------ Provided information ------

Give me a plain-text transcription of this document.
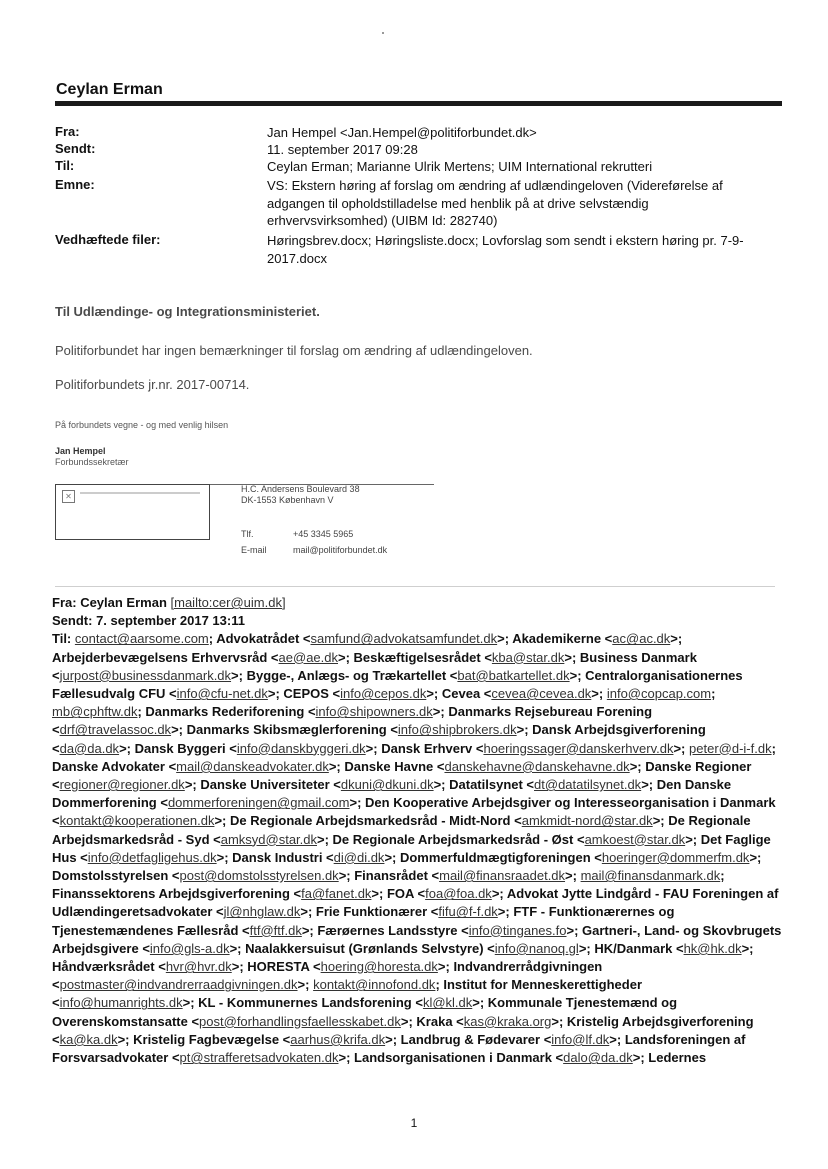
Ceylan Erman
Fra:	Jan Hempel <Jan.Hempel@politiforbundet.dk>
Sendt:	11. september 2017 09:28
Til:	Ceylan Erman; Marianne Ulrik Mertens; UIM International rekrutteri
Emne:	VS: Ekstern høring af forslag om ændring af udlændingeloven (Videreførelse af adgangen til opholdstilladelse med henblik på at drive selvstændig erhvervsvirksomhed) (UIBM Id: 282740)
Vedhæftede filer:	Høringsbrev.docx; Høringsliste.docx; Lovforslag som sendt i ekstern høring pr. 7-9-2017.docx
Til Udlændinge- og Integrationsministeriet.
Politiforbundet har ingen bemærkninger til forslag om ændring af udlændingeloven.
Politiforbundets jr.nr. 2017-00714.
På forbundets vegne - og med venlig hilsen
Jan Hempel
Forbundssekretær
✕
H.C. Andersens Boulevard 38
DK-1553 København V
Tlf.	+45 3345 5965
E-mail	mail@politiforbundet.dk
Fra: Ceylan Erman [mailto:cer@uim.dk]
Sendt: 7. september 2017 13:11
Til: contact@aarsome.com; Advokatrådet <samfund@advokatsamfundet.dk>; Akademikerne <ac@ac.dk>; Arbejderbevægelsens Erhvervsråd <ae@ae.dk>; Beskæftigelsesrådet <kba@star.dk>; Business Danmark <jurpost@businessdanmark.dk>; Bygge-, Anlægs- og Trækartellet <bat@batkartellet.dk>; Centralorganisationernes Fællesudvalg CFU <info@cfu-net.dk>; CEPOS <info@cepos.dk>; Cevea <cevea@cevea.dk>; info@copcap.com; mb@cphftw.dk; Danmarks Rederiforening <info@shipowners.dk>; Danmarks Rejsebureau Forening <drf@travelassoc.dk>; Danmarks Skibsmæglerforening <info@shipbrokers.dk>; Dansk Arbejdsgiverforening <da@da.dk>; Dansk Byggeri <info@danskbyggeri.dk>; Dansk Erhverv <hoeringssager@danskerhverv.dk>; peter@d-i-f.dk; Danske Advokater <mail@danskeadvokater.dk>; Danske Havne <danskehavne@danskehavne.dk>; Danske Regioner <regioner@regioner.dk>; Danske Universiteter <dkuni@dkuni.dk>; Datatilsynet <dt@datatilsynet.dk>; Den Danske Dommerforening <dommerforeningen@gmail.com>; Den Kooperative Arbejdsgiver og Interesseorganisation i Danmark <kontakt@kooperationen.dk>; De Regionale Arbejdsmarkedsråd - Midt-Nord <amkmidt-nord@star.dk>; De Regionale Arbejdsmarkedsråd - Syd <amksyd@star.dk>; De Regionale Arbejdsmarkedsråd - Øst <amkoest@star.dk>; Det Faglige Hus <info@detfagligehus.dk>; Dansk Industri <di@di.dk>; Dommerfuldmægtigforeningen <hoeringer@dommerfm.dk>; Domstolsstyrelsen <post@domstolsstyrelsen.dk>; Finansrådet <mail@finansraadet.dk>; mail@finansdanmark.dk; Finanssektorens Arbejdsgiverforening <fa@fanet.dk>; FOA <foa@foa.dk>; Advokat Jytte Lindgård - FAU Foreningen af Udlændingeretsadvokater <jl@nhglaw.dk>; Frie Funktionærer <fifu@f-f.dk>; FTF - Funktionærernes og Tjenestemændenes Fællesråd <ftf@ftf.dk>; Færøernes Landsstyre <info@tinganes.fo>; Gartneri-, Land- og Skovbrugets Arbejdsgivere <info@gls-a.dk>; Naalakkersuisut (Grønlands Selvstyre) <info@nanoq.gl>; HK/Danmark <hk@hk.dk>; Håndværksrådet <hvr@hvr.dk>; HORESTA <hoering@horesta.dk>; Indvandrerrådgivningen <postmaster@indvandrerraadgivningen.dk>; kontakt@innofond.dk; Institut for Menneskerettigheder <info@humanrights.dk>; KL - Kommunernes Landsforening <kl@kl.dk>; Kommunale Tjenestemænd og Overenskomstansatte <post@forhandlingsfaellesskabet.dk>; Kraka <kas@kraka.org>; Kristelig Arbejdsgiverforening <ka@ka.dk>; Kristelig Fagbevægelse <aarhus@krifa.dk>; Landbrug & Fødevarer <info@lf.dk>; Landsforeningen af Forsvarsadvokater <pt@strafferetsadvokaten.dk>; Landsorganisationen i Danmark <dalo@da.dk>; Ledernes
1
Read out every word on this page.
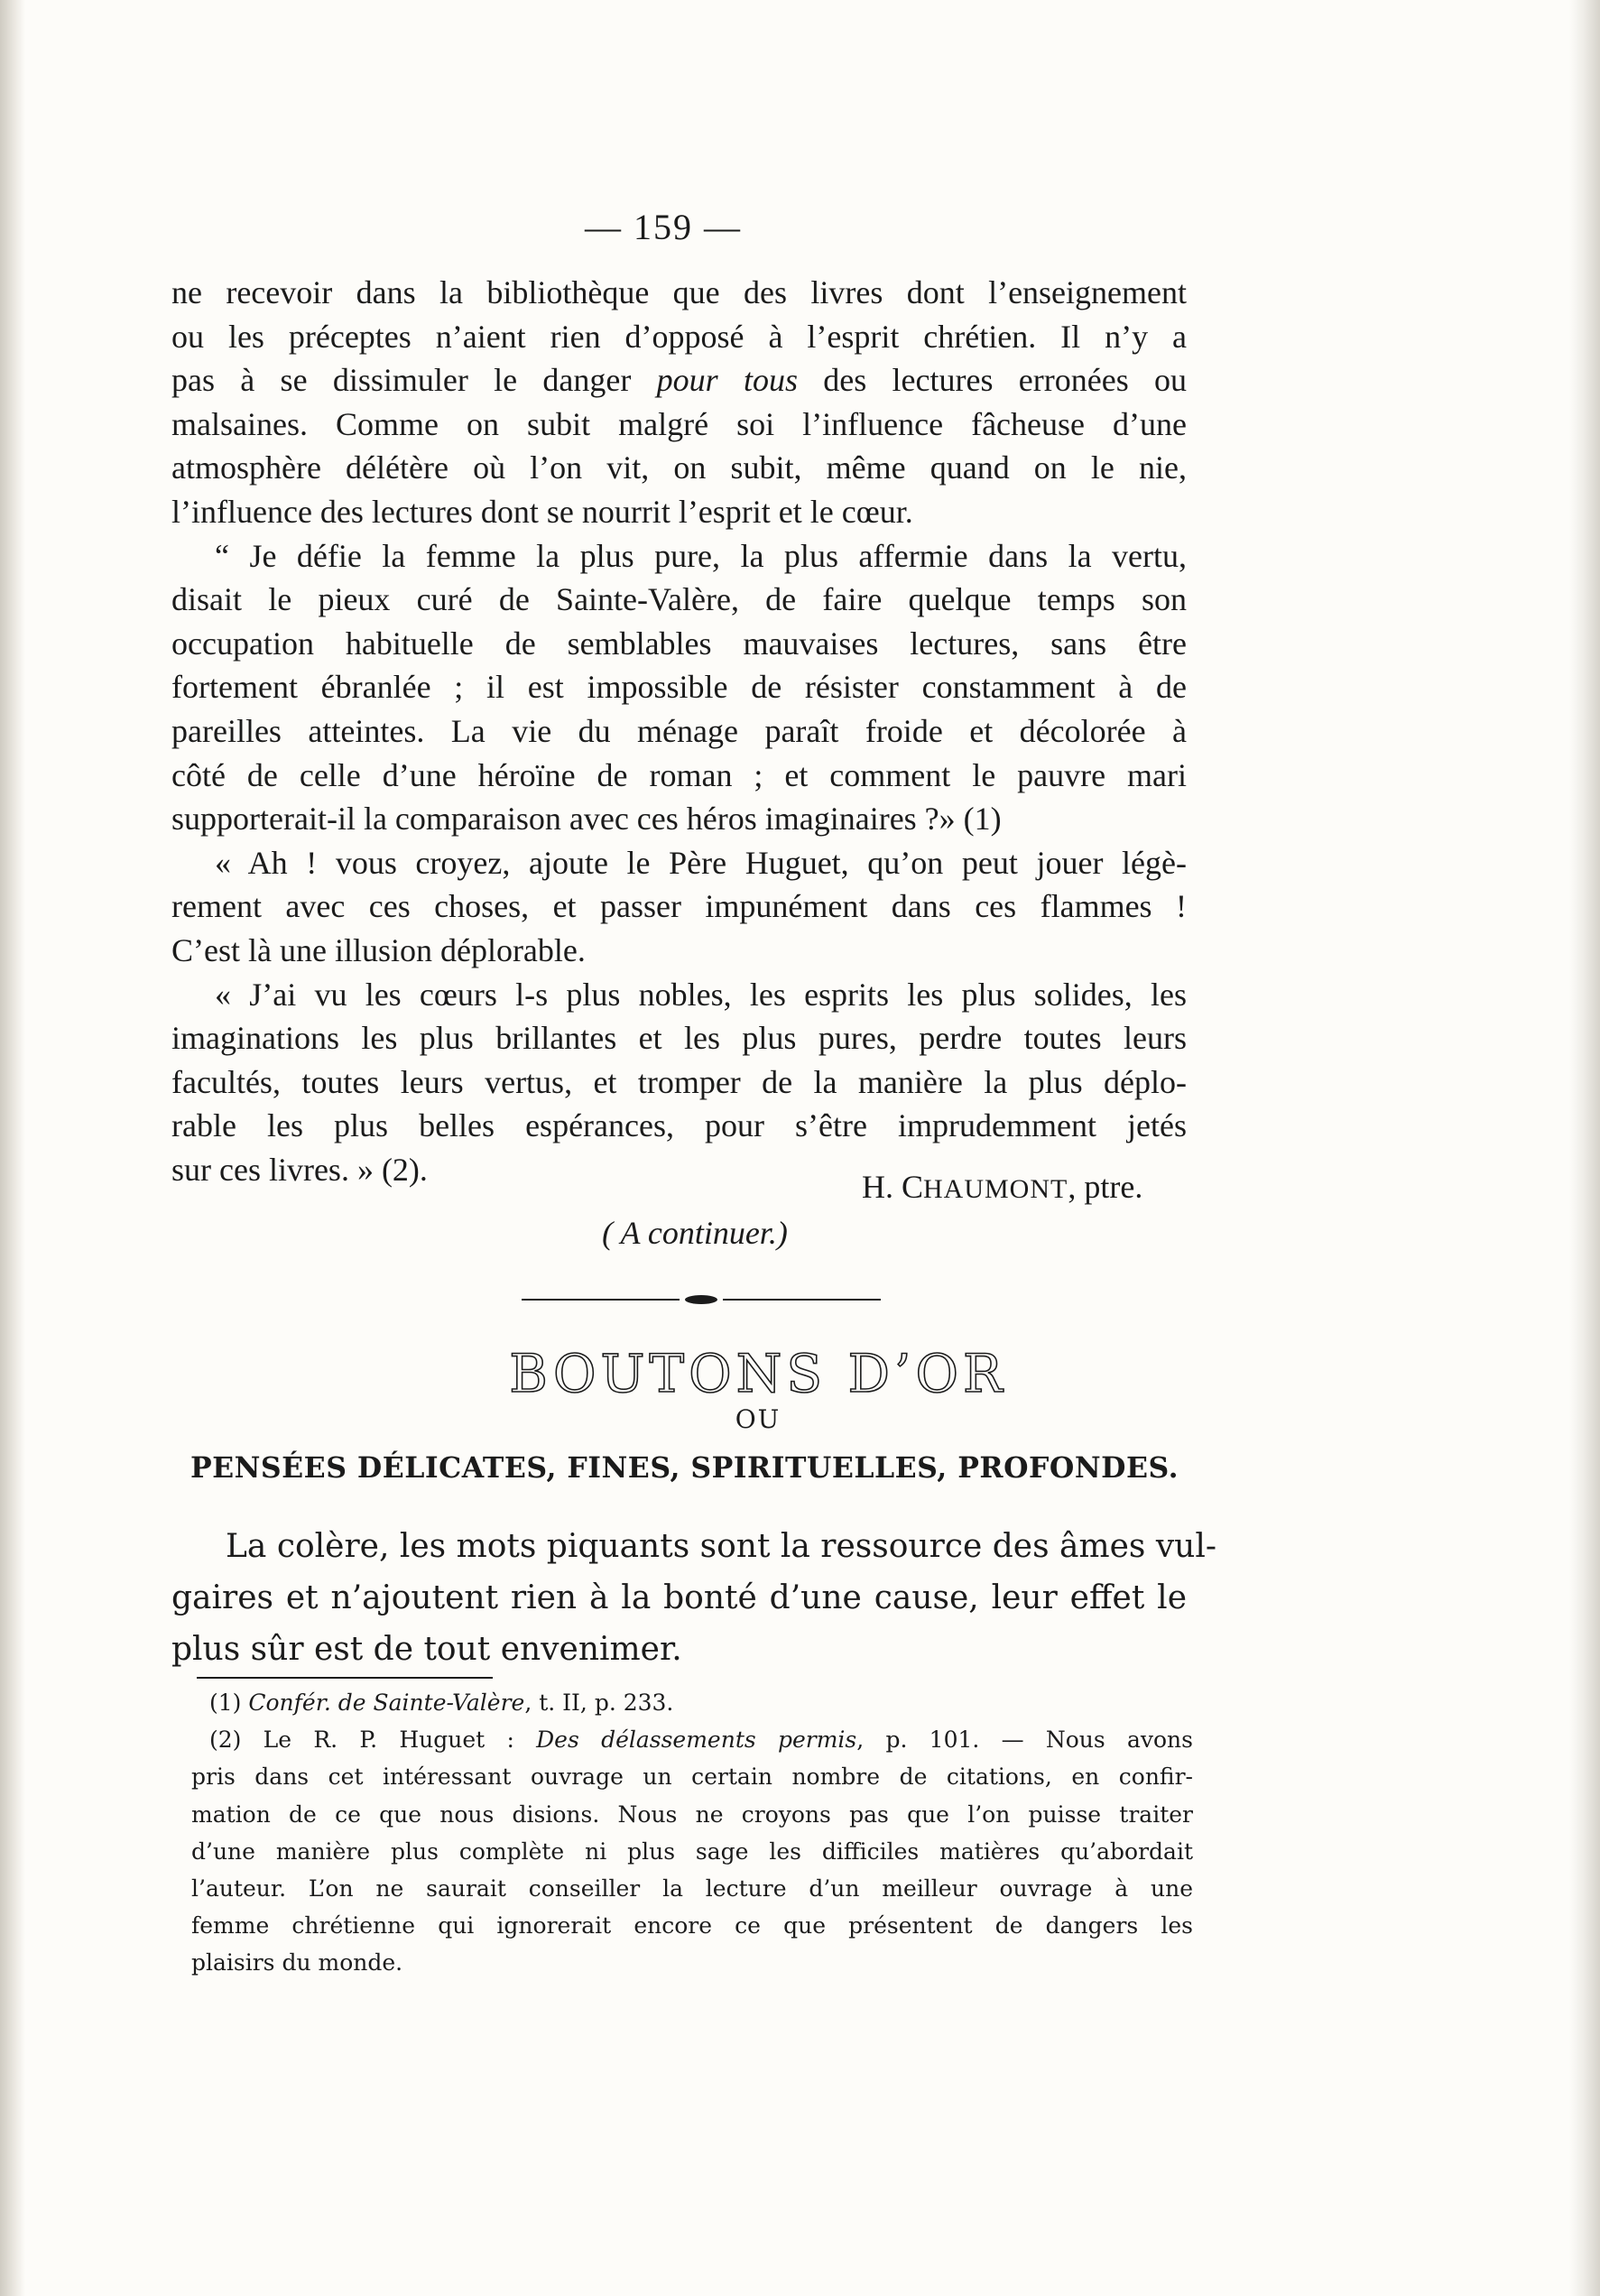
— 159 —
ne recevoir dans la bibliothèque que des livres dont l’enseignement
ou les préceptes n’aient rien d’opposé à l’esprit chrétien. Il n’y a
pas à se dissimuler le danger pour tous des lectures erronées ou
malsaines. Comme on subit malgré soi l’influence fâcheuse d’une
atmosphère délétère où l’on vit, on subit, même quand on le nie,
l’influence des lectures dont se nourrit l’esprit et le cœur.
“ Je défie la femme la plus pure, la plus affermie dans la vertu,
disait le pieux curé de Sainte-Valère, de faire quelque temps son
occupation habituelle de semblables mauvaises lectures, sans être
fortement ébranlée ; il est impossible de résister constamment à de
pareilles atteintes. La vie du ménage paraît froide et décolorée à
côté de celle d’une héroïne de roman ; et comment le pauvre mari
supporterait-il la comparaison avec ces héros imaginaires ?» (1)
« Ah ! vous croyez, ajoute le Père Huguet, qu’on peut jouer légè-
rement avec ces choses, et passer impunément dans ces flammes !
C’est là une illusion déplorable.
« J’ai vu les cœurs l-s plus nobles, les esprits les plus solides, les
imaginations les plus brillantes et les plus pures, perdre toutes leurs
facultés, toutes leurs vertus, et tromper de la manière la plus déplo-
rable les plus belles espérances, pour s’être imprudemment jetés
sur ces livres. » (2).	H. CHAUMONT, ptre.
( A continuer.)
BOUTONS D’OR
OU
PENSÉES DÉLICATES, FINES, SPIRITUELLES, PROFONDES.
La colère, les mots piquants sont la ressource des âmes vul-
gaires et n’ajoutent rien à la bonté d’une cause, leur effet le
plus sûr est de tout envenimer.
(1) Confér. de Sainte-Valère, t. II, p. 233.
(2) Le R. P. Huguet : Des délassements permis, p. 101. — Nous avons
pris dans cet intéressant ouvrage un certain nombre de citations, en confir-
mation de ce que nous disions. Nous ne croyons pas que l’on puisse traiter
d’une manière plus complète ni plus sage les difficiles matières qu’abordait
l’auteur. L’on ne saurait conseiller la lecture d’un meilleur ouvrage à une
femme chrétienne qui ignorerait encore ce que présentent de dangers les
plaisirs du monde.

------

> _Problem to solve_:
From the records above, pick out and copy each line holding the word "Erman".

> _Final result_:
Ceylan Erman
Til:	Ceylan Erman; Marianne Ulrik Mertens; UIM International rekrutteri
Fra: Ceylan Erman [mailto:cer@uim.dk]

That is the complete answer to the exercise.